Instruction
Give only the number of lines below that contain the word "приборы".
# # # #
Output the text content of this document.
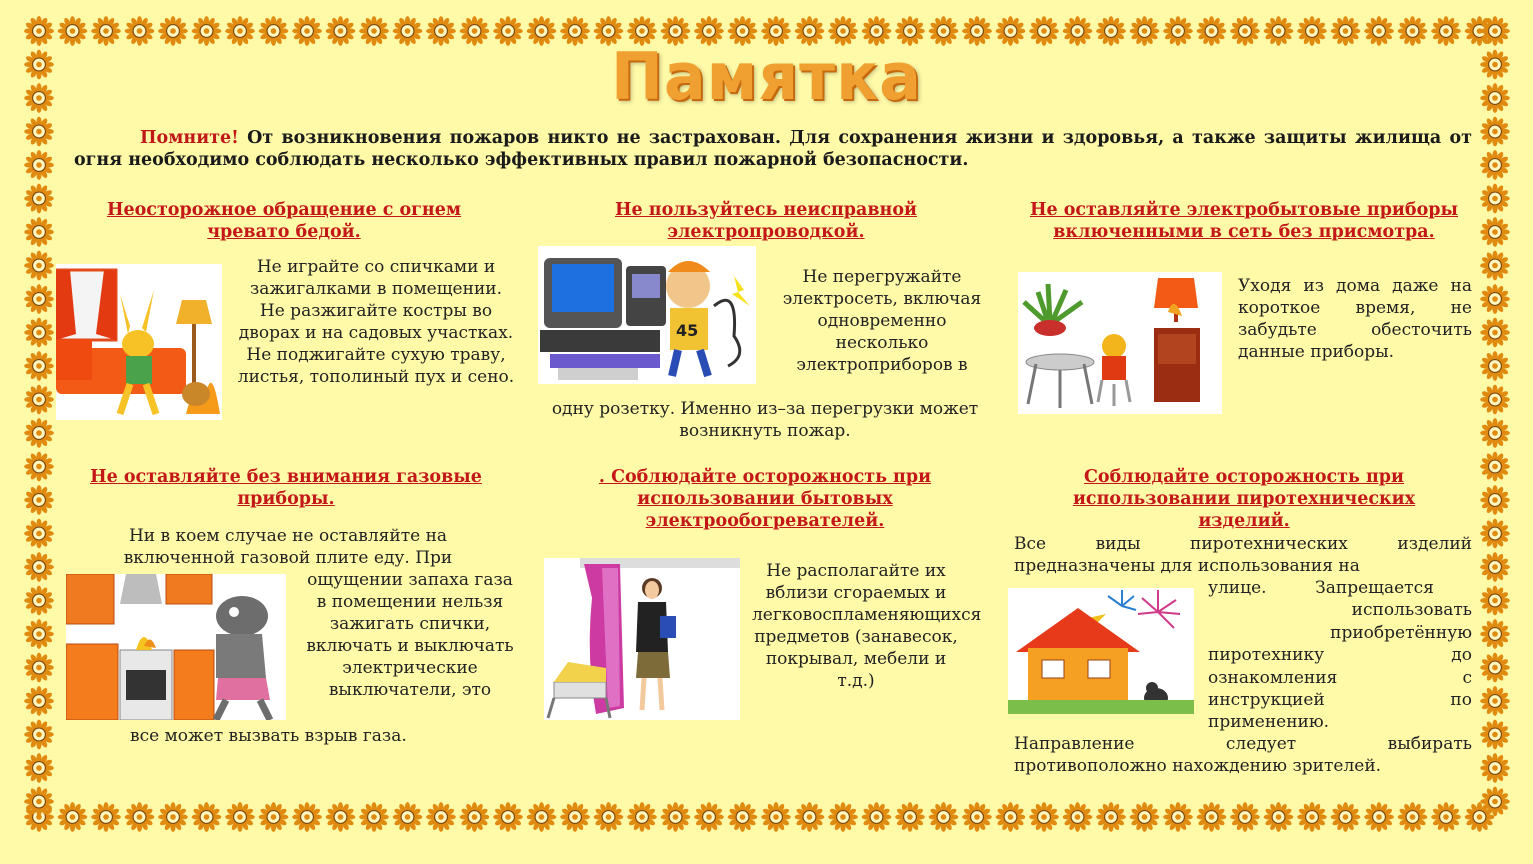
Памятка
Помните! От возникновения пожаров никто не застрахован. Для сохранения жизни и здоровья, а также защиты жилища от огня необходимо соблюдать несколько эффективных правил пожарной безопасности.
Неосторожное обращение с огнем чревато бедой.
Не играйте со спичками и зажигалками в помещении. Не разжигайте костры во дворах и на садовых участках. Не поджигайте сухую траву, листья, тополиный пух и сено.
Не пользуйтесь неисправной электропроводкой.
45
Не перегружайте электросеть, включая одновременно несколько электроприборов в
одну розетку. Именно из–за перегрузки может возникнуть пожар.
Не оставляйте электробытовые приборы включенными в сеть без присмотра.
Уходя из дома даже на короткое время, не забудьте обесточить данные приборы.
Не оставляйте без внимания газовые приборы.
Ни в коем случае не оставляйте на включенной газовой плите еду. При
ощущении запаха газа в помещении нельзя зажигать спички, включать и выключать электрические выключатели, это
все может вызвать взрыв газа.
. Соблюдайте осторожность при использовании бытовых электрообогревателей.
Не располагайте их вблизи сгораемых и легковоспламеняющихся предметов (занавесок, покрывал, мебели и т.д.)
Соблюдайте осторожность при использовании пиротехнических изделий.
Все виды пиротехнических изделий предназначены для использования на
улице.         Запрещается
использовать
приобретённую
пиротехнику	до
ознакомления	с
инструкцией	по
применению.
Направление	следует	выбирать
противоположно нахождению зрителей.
# # # #
Written response
3